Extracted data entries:

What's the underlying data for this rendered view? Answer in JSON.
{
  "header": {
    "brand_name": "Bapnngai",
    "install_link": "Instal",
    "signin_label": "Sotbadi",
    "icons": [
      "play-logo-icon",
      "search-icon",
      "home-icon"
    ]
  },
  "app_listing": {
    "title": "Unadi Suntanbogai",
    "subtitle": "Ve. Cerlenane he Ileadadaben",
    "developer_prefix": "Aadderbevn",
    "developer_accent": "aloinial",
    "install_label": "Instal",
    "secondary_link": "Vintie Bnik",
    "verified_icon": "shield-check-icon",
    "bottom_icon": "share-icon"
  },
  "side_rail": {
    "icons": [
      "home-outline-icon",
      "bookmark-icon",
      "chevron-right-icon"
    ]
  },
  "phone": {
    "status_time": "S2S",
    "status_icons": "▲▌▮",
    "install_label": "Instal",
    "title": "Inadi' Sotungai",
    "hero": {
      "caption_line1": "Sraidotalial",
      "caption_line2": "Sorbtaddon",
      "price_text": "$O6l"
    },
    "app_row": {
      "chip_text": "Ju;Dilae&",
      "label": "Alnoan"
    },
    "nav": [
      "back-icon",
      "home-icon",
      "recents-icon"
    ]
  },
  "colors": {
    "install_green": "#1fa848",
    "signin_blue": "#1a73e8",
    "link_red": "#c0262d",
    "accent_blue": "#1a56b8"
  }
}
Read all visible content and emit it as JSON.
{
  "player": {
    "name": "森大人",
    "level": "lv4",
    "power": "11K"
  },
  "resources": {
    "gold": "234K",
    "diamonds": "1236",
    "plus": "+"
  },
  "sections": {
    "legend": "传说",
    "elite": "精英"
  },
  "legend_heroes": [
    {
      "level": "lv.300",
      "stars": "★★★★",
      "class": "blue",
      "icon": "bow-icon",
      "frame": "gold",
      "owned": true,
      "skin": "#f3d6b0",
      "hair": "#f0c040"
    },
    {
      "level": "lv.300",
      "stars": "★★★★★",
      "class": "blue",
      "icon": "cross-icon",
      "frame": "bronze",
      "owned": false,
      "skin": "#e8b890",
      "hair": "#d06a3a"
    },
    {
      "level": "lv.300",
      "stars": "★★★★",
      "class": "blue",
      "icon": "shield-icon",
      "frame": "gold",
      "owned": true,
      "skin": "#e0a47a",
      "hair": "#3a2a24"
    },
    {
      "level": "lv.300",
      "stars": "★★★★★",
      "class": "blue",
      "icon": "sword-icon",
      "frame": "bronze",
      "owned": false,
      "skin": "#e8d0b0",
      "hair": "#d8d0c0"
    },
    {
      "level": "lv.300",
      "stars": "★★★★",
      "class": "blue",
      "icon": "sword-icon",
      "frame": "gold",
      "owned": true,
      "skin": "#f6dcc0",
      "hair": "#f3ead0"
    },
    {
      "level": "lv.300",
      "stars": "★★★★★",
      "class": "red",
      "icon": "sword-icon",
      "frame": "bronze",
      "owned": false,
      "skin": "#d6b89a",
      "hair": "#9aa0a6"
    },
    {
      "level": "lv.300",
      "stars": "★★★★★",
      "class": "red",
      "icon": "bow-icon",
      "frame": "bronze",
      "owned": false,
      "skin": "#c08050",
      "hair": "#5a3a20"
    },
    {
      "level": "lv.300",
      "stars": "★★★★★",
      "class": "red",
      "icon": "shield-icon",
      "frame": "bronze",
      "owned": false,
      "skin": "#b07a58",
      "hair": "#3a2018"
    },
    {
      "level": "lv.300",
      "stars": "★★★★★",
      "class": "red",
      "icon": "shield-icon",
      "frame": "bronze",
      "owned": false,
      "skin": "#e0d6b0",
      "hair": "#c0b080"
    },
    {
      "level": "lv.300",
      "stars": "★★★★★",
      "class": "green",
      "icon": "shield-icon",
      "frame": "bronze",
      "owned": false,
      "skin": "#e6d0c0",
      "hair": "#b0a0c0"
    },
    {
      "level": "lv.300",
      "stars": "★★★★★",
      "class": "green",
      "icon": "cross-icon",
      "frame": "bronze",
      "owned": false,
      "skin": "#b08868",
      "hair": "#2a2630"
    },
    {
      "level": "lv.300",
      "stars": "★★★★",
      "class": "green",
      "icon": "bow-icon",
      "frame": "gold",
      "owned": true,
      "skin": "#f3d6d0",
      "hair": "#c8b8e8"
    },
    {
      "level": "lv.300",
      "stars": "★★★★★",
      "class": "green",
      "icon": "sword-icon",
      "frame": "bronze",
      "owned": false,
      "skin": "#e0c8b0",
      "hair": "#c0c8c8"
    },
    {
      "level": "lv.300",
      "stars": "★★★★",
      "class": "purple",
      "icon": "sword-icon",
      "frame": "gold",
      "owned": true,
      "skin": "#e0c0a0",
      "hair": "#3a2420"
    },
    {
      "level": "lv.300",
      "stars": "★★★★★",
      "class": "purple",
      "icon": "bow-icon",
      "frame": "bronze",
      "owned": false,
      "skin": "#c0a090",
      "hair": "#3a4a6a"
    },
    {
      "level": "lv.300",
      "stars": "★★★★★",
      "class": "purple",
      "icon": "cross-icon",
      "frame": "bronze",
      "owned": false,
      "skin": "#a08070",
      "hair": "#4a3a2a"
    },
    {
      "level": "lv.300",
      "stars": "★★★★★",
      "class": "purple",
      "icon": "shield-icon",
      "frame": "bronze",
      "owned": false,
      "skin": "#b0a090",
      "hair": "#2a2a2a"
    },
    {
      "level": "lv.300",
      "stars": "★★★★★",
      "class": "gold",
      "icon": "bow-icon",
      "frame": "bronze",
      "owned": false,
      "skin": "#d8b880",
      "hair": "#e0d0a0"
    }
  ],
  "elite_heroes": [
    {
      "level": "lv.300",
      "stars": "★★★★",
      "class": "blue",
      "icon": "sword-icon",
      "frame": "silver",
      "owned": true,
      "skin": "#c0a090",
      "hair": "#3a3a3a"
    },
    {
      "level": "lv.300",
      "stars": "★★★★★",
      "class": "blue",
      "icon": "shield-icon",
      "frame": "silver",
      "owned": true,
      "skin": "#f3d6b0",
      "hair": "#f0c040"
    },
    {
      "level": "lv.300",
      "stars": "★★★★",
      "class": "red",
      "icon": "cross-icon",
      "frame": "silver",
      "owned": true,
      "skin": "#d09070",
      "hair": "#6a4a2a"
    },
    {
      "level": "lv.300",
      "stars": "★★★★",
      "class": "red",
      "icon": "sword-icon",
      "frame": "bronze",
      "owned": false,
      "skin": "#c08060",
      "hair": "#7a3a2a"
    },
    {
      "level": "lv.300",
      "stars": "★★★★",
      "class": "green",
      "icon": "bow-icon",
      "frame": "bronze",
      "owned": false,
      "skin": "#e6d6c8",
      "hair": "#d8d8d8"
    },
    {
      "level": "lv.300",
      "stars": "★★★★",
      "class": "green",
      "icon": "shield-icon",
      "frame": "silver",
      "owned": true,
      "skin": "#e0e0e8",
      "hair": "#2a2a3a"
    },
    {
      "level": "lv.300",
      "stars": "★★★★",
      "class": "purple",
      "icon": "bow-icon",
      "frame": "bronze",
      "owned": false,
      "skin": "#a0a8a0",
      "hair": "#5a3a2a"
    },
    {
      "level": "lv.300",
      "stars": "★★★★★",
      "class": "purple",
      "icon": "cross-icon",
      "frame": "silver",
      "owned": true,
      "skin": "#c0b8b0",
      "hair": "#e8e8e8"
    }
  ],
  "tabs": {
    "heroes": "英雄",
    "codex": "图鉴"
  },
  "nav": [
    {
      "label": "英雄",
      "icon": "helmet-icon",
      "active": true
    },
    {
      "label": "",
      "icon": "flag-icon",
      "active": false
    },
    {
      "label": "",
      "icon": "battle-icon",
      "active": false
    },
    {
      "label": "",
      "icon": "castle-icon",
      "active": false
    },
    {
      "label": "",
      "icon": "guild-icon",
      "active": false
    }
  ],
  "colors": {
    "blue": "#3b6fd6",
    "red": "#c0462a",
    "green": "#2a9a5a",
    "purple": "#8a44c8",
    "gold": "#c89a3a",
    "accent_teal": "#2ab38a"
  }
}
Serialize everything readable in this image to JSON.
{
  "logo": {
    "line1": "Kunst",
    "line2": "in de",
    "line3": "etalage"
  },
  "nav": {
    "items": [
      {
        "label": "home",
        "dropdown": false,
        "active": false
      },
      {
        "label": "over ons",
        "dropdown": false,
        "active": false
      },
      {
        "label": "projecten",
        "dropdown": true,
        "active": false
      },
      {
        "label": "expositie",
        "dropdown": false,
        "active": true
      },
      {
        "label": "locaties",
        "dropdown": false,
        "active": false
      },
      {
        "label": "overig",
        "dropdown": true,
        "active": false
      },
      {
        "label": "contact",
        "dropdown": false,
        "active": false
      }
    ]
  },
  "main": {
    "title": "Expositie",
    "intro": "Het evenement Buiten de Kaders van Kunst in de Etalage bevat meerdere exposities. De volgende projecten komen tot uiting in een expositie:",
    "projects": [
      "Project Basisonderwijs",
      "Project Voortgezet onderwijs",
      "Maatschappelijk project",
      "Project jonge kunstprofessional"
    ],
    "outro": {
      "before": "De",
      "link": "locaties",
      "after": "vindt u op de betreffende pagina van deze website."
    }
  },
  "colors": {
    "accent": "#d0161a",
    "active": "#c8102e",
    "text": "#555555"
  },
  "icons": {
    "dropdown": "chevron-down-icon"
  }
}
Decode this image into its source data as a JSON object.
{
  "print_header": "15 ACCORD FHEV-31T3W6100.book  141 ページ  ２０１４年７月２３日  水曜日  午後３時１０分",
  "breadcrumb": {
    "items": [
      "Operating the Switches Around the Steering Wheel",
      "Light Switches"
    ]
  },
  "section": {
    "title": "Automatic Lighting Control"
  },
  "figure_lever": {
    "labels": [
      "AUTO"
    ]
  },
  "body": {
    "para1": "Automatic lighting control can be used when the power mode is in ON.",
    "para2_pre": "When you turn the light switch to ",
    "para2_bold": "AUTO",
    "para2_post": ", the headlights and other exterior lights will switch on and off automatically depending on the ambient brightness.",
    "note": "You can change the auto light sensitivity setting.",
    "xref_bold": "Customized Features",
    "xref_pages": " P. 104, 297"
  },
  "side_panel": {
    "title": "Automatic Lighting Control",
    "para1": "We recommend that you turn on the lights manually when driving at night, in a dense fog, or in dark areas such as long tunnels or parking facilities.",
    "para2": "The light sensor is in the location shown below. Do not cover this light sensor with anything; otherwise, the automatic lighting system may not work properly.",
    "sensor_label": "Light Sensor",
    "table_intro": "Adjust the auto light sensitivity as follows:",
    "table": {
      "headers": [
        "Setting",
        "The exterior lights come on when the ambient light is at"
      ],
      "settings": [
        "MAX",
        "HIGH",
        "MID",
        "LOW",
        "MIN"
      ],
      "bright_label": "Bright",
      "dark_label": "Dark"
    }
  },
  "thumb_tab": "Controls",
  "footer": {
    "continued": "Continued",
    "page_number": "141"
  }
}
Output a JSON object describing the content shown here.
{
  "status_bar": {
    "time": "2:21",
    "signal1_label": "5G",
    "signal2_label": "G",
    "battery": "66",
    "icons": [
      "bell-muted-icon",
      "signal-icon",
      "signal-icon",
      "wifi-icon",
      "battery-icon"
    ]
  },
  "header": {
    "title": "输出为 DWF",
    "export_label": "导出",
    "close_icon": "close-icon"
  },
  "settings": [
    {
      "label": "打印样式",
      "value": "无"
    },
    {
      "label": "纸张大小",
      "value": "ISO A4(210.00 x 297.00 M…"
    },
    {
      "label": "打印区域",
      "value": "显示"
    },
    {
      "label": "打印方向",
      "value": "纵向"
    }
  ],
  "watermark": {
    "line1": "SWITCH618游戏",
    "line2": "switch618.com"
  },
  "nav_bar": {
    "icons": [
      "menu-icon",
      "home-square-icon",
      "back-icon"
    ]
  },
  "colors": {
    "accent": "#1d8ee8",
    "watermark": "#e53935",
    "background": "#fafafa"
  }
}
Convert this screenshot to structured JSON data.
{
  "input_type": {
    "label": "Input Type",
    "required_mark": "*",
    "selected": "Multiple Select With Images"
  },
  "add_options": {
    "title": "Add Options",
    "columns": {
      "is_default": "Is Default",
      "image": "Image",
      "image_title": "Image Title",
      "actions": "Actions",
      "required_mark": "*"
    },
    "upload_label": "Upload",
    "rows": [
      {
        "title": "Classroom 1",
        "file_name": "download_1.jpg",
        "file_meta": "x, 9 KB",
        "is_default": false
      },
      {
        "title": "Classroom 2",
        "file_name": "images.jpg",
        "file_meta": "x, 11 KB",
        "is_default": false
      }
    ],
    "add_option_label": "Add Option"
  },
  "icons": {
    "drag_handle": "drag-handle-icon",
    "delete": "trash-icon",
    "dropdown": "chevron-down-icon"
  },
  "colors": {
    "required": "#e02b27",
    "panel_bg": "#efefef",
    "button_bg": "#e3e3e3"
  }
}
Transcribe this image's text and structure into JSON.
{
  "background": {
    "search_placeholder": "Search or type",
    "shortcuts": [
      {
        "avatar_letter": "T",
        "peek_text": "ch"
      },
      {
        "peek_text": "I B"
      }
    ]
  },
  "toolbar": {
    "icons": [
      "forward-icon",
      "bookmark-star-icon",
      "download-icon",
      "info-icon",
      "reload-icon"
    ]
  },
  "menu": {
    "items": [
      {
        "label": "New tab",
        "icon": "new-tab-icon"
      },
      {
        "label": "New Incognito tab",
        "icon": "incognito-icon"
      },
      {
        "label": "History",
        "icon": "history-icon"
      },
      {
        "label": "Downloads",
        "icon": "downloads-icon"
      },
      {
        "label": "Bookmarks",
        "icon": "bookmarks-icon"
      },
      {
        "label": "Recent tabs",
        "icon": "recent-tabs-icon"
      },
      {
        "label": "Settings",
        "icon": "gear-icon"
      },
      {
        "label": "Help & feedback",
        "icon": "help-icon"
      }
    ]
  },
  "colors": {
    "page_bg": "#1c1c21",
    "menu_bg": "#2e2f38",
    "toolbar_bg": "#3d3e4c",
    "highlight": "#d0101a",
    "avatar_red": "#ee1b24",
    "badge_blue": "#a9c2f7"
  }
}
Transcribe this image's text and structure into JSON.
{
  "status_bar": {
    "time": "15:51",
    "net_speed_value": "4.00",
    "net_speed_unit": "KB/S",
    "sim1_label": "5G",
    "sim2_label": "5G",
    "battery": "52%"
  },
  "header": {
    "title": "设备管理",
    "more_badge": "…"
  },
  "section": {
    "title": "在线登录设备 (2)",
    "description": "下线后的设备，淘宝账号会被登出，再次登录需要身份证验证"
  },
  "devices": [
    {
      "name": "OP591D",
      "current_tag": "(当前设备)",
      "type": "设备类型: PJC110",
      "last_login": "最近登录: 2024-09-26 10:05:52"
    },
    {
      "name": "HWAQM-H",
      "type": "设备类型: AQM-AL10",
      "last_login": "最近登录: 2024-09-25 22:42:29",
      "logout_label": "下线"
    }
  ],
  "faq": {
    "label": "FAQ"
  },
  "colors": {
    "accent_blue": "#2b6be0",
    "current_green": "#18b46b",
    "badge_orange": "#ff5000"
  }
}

▶ _Problem description_:
Extract from the material all lines containing the string "exterior".

▶ _Result_:
    "para2_post": ", the headlights and other exterior lights will switch on and off automatically depending on the ambient brightness.",
        "The exterior lights come on when the ambient light is at"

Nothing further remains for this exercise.